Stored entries

<<<<

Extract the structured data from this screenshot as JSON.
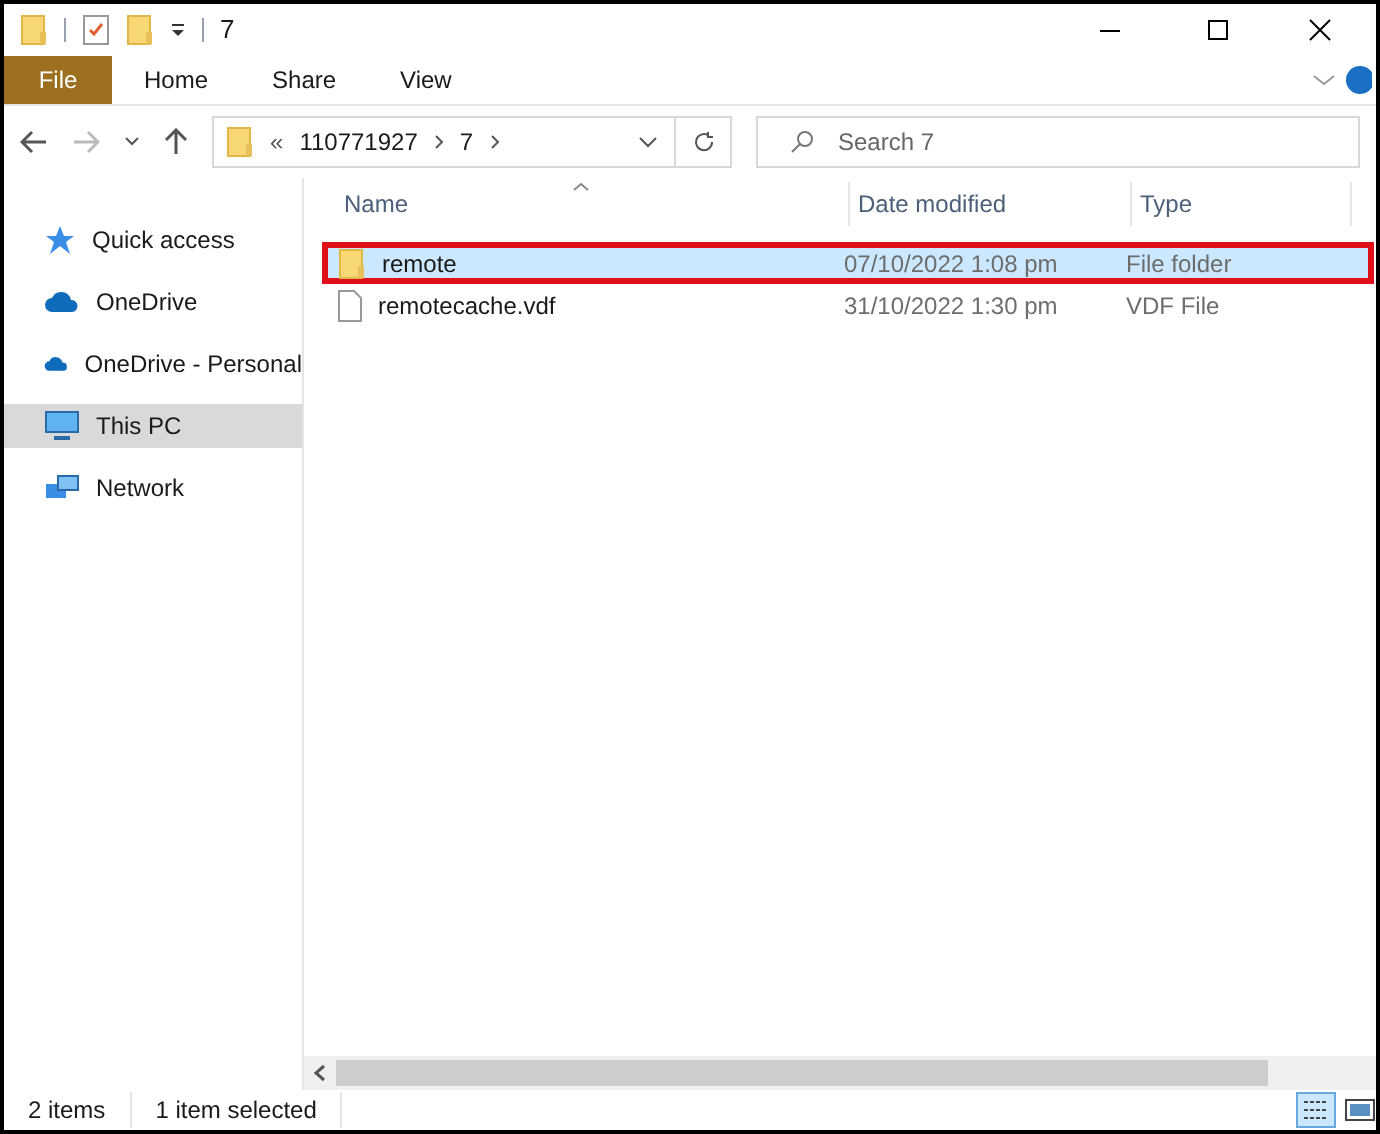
{
  "window": {
    "title": "7"
  },
  "ribbon_tabs": [
    {
      "label": "File",
      "selected": true
    },
    {
      "label": "Home",
      "selected": false
    },
    {
      "label": "Share",
      "selected": false
    },
    {
      "label": "View",
      "selected": false
    }
  ],
  "address": {
    "overflow": "«",
    "path": [
      "110771927",
      "7"
    ]
  },
  "search": {
    "placeholder": "Search 7"
  },
  "sidebar": {
    "items": [
      {
        "label": "Quick access",
        "kind": "star",
        "selected": false
      },
      {
        "label": "OneDrive",
        "kind": "cloud",
        "selected": false
      },
      {
        "label": "OneDrive - Personal",
        "kind": "cloud",
        "selected": false
      },
      {
        "label": "This PC",
        "kind": "pc",
        "selected": true
      },
      {
        "label": "Network",
        "kind": "network",
        "selected": false
      }
    ]
  },
  "table": {
    "columns": [
      "Name",
      "Date modified",
      "Type"
    ],
    "rows": [
      {
        "name": "remote",
        "date": "07/10/2022 1:08 pm",
        "type": "File folder",
        "kind": "folder",
        "selected": true,
        "outlined": true
      },
      {
        "name": "remotecache.vdf",
        "date": "31/10/2022 1:30 pm",
        "type": "VDF File",
        "kind": "file",
        "selected": false,
        "outlined": false
      }
    ]
  },
  "status_bar": {
    "count": "2 items",
    "selection": "1 item selected"
  }
}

>>>>

*YOUR OBJECTIVE*
Your task is an exact transcription of all the data, minus the pictures.

*ANSWER IN FULL*
Extract the structured data from this screenshot as JSON.
{
  "window": {
    "title": "7"
  },
  "ribbon_tabs": [
    {
      "label": "File",
      "selected": true
    },
    {
      "label": "Home",
      "selected": false
    },
    {
      "label": "Share",
      "selected": false
    },
    {
      "label": "View",
      "selected": false
    }
  ],
  "address": {
    "overflow": "«",
    "path": [
      "110771927",
      "7"
    ]
  },
  "search": {
    "placeholder": "Search 7"
  },
  "sidebar": {
    "items": [
      {
        "label": "Quick access",
        "kind": "star",
        "selected": false
      },
      {
        "label": "OneDrive",
        "kind": "cloud",
        "selected": false
      },
      {
        "label": "OneDrive - Personal",
        "kind": "cloud",
        "selected": false
      },
      {
        "label": "This PC",
        "kind": "pc",
        "selected": true
      },
      {
        "label": "Network",
        "kind": "network",
        "selected": false
      }
    ]
  },
  "table": {
    "columns": [
      "Name",
      "Date modified",
      "Type"
    ],
    "rows": [
      {
        "name": "remote",
        "date": "07/10/2022 1:08 pm",
        "type": "File folder",
        "kind": "folder",
        "selected": true,
        "outlined": true
      },
      {
        "name": "remotecache.vdf",
        "date": "31/10/2022 1:30 pm",
        "type": "VDF File",
        "kind": "file",
        "selected": false,
        "outlined": false
      }
    ]
  },
  "status_bar": {
    "count": "2 items",
    "selection": "1 item selected"
  }
}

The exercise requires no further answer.